### Given request
Determine the number of lines holding the word "cost"; answer with that number only.

### Input rows
╭──

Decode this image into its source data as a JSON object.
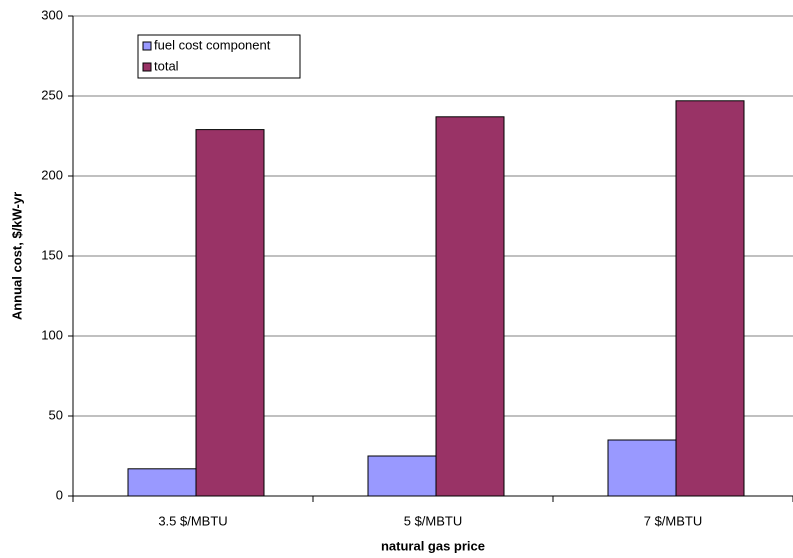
{
  "chart_data": {
    "type": "bar",
    "x_label": "natural gas price",
    "y_label": "Annual cost, $/kW-yr",
    "categories": [
      "3.5 $/MBTU",
      "5 $/MBTU",
      "7 $/MBTU"
    ],
    "series": [
      {
        "name": "fuel cost component",
        "color": "#9999ff",
        "values": [
          17,
          25,
          35
        ]
      },
      {
        "name": "total",
        "color": "#993366",
        "values": [
          229,
          237,
          247
        ]
      }
    ],
    "ylim": [
      0,
      300
    ],
    "yticks": [
      0,
      50,
      100,
      150,
      200,
      250,
      300
    ],
    "grid": true
  }
}
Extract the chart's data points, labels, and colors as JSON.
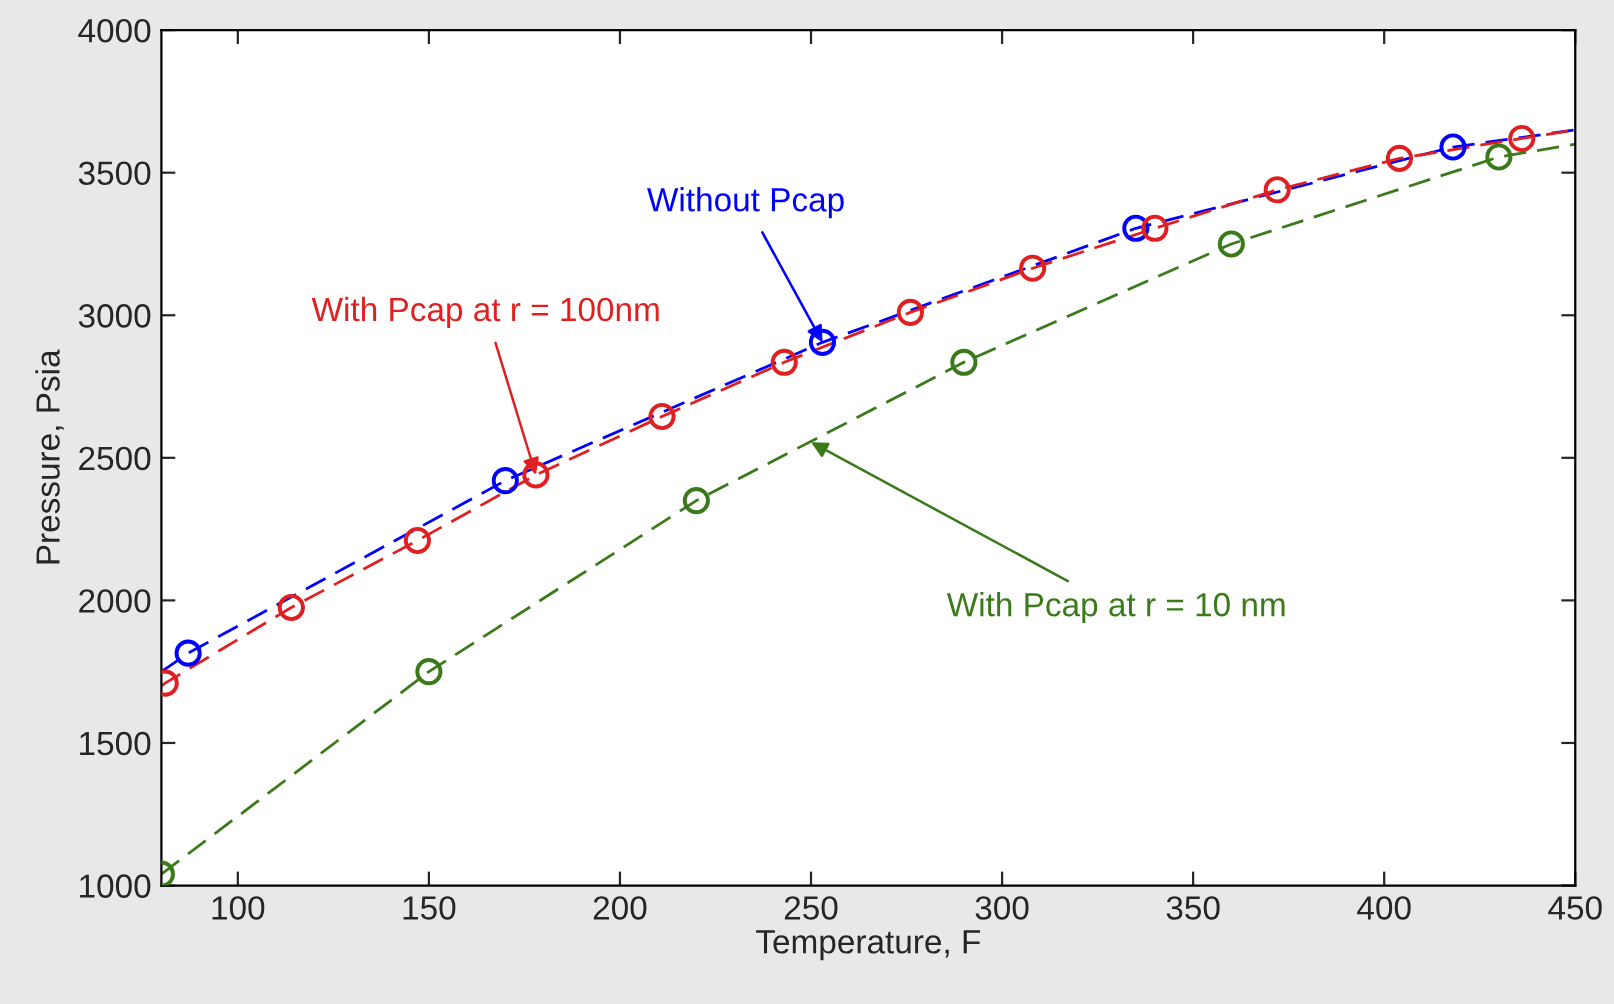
{
  "chart_data": {
    "type": "line",
    "xlabel": "Temperature, F",
    "ylabel": "Pressure, Psia",
    "xlim": [
      80,
      450
    ],
    "ylim": [
      1000,
      4000
    ],
    "xticks": [
      100,
      150,
      200,
      250,
      300,
      350,
      400,
      450
    ],
    "yticks": [
      1000,
      1500,
      2000,
      2500,
      3000,
      3500,
      4000
    ],
    "grid": false,
    "legend": false,
    "line_style": "dashed",
    "marker": "none",
    "series": [
      {
        "color": "#0000ff",
        "x": [
          80,
          87,
          170,
          253,
          335,
          418,
          450
        ],
        "values": [
          1750,
          1815,
          2420,
          2905,
          3305,
          3590,
          3650
        ]
      },
      {
        "color": "#e02020",
        "x": [
          80,
          81,
          114,
          147,
          178,
          211,
          243,
          276,
          308,
          340,
          372,
          404,
          436,
          450
        ],
        "values": [
          1700,
          1710,
          1975,
          2210,
          2440,
          2645,
          2835,
          3010,
          3165,
          3305,
          3440,
          3550,
          3620,
          3650
        ]
      },
      {
        "color": "#3a7a1a",
        "x": [
          80,
          150,
          220,
          290,
          360,
          430,
          450
        ],
        "values": [
          1040,
          1750,
          2350,
          2835,
          3250,
          3555,
          3600
        ]
      },
      {
        "type": "scatter",
        "marker": "circle",
        "color": "#0000ff",
        "x": [
          87,
          170,
          253,
          335,
          418
        ],
        "values": [
          1815,
          2420,
          2905,
          3305,
          3590
        ]
      },
      {
        "type": "scatter",
        "marker": "circle",
        "color": "#e02020",
        "x": [
          81,
          114,
          147,
          178,
          211,
          243,
          276,
          308,
          340,
          372,
          404,
          436
        ],
        "values": [
          1710,
          1975,
          2210,
          2440,
          2645,
          2835,
          3010,
          3165,
          3305,
          3440,
          3550,
          3620
        ]
      },
      {
        "type": "scatter",
        "marker": "circle",
        "color": "#3a7a1a",
        "x": [
          80,
          150,
          220,
          290,
          360,
          430
        ],
        "values": [
          1040,
          1750,
          2350,
          2835,
          3250,
          3555
        ]
      }
    ],
    "annotations": [
      {
        "text": "Without Pcap",
        "x": 253,
        "y": 2905
      },
      {
        "text": "With Pcap at r = 100nm",
        "x": 178,
        "y": 2440
      },
      {
        "text": "With Pcap at r = 10 nm",
        "x": 250,
        "y": 2555
      }
    ]
  }
}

╰──

### Exercise response
2